# Task directions
Say how many lines of the listing below contain "document", giving the number and nothing else.

# Records
★ ★ ★ ★ ★ ★ ★

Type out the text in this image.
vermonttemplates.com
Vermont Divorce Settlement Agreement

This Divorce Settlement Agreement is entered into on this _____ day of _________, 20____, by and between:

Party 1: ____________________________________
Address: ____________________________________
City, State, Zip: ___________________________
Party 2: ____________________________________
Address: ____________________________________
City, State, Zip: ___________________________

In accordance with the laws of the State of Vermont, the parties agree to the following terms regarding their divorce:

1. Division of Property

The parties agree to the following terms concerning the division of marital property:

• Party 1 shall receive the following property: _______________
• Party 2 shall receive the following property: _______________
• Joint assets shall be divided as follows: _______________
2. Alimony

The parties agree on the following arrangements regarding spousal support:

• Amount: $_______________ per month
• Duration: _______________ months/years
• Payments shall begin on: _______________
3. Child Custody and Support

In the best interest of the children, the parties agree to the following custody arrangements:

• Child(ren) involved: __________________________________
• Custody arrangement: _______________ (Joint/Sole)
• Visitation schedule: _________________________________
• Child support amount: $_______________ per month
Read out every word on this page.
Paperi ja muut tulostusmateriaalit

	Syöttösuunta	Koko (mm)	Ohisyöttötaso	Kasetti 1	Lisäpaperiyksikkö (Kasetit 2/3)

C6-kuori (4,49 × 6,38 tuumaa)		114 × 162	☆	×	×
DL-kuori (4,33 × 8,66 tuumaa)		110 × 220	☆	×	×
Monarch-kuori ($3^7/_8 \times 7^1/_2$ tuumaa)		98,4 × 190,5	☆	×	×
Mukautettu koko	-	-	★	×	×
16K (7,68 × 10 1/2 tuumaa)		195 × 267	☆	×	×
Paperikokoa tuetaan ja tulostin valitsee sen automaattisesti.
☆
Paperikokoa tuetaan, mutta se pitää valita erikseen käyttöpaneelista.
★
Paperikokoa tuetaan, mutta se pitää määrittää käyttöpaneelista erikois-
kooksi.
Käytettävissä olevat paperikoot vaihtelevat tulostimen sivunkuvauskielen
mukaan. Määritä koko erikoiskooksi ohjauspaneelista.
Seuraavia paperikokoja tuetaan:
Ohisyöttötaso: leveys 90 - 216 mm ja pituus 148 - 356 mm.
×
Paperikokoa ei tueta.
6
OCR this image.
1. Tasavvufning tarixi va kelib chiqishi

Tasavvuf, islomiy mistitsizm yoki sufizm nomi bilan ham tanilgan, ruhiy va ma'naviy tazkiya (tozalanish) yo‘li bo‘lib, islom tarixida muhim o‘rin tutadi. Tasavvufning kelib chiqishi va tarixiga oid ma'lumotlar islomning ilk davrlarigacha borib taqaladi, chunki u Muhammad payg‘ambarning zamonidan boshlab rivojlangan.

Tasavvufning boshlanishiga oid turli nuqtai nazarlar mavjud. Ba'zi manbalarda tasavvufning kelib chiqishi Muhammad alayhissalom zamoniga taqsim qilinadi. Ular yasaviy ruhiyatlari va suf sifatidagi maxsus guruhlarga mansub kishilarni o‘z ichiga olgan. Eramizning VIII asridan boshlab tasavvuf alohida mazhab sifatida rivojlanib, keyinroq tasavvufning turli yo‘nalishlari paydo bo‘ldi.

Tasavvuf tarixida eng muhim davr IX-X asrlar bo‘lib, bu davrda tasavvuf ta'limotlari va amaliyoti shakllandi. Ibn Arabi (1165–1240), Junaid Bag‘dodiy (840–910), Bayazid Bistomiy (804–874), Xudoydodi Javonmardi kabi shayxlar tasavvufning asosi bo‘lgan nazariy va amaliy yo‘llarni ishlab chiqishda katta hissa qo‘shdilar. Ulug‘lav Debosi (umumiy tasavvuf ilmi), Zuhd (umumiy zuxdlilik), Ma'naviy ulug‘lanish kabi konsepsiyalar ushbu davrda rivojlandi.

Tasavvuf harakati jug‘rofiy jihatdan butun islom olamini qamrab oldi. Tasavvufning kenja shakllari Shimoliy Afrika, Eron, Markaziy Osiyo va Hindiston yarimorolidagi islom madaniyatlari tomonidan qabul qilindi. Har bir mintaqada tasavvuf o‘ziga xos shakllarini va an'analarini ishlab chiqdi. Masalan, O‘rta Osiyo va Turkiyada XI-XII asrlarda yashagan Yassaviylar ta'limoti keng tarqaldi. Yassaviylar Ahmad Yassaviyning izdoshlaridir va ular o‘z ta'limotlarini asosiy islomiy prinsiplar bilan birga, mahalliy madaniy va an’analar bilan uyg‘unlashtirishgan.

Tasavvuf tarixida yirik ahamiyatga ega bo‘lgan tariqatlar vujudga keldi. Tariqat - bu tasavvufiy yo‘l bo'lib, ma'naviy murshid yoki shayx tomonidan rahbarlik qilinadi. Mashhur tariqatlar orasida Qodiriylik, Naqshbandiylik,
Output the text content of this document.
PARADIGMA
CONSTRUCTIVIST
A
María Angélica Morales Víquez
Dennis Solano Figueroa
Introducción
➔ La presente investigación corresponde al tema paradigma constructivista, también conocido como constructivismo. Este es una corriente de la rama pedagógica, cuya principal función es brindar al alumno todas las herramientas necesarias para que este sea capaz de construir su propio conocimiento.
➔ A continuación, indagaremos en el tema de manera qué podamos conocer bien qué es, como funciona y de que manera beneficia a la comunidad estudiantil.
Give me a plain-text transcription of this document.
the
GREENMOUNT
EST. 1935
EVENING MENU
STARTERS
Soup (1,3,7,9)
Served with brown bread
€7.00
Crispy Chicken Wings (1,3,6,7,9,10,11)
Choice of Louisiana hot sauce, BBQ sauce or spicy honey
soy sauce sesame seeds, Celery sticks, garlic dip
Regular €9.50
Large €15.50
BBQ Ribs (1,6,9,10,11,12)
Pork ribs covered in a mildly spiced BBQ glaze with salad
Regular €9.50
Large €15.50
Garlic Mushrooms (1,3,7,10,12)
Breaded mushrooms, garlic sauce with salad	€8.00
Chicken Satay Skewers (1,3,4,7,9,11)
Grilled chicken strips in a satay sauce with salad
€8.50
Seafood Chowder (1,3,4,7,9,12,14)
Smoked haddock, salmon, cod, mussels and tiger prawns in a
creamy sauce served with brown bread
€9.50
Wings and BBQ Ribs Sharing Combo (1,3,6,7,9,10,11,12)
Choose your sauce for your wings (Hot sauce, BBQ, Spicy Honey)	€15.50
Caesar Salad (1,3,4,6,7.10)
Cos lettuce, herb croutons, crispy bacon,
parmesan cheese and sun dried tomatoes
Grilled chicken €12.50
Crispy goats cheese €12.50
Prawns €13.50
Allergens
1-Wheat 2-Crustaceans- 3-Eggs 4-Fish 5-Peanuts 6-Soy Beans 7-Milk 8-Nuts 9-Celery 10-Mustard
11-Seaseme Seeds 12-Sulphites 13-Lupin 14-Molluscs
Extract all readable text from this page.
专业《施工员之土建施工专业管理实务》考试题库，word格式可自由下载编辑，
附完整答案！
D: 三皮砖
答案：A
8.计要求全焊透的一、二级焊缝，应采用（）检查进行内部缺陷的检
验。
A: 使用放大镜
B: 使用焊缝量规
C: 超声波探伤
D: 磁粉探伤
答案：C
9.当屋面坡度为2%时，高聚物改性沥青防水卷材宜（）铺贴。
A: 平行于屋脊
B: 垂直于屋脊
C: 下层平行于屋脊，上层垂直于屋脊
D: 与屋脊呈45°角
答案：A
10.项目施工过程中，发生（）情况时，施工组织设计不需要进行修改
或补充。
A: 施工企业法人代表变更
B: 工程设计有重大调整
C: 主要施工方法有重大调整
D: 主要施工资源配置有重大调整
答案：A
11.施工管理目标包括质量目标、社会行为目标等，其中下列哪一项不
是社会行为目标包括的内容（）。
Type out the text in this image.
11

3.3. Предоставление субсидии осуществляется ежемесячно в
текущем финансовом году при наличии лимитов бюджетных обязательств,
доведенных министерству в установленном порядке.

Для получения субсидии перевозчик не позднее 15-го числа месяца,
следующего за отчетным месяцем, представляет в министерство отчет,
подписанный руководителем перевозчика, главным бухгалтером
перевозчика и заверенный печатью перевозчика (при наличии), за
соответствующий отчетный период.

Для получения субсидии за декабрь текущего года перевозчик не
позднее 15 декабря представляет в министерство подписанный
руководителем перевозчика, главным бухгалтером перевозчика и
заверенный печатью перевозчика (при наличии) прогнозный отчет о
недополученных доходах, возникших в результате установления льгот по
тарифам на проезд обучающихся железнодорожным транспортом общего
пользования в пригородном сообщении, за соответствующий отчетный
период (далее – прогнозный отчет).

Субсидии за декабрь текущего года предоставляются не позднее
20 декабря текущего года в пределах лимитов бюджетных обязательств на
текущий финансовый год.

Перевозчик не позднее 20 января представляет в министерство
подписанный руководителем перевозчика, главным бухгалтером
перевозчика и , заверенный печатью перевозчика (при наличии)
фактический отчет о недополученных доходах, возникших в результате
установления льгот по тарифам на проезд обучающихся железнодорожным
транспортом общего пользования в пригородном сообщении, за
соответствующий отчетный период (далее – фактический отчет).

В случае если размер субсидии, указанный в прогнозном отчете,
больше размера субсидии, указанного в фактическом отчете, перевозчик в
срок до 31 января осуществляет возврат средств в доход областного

★ ★ ★ ★ ★ ★ ★

# The output
2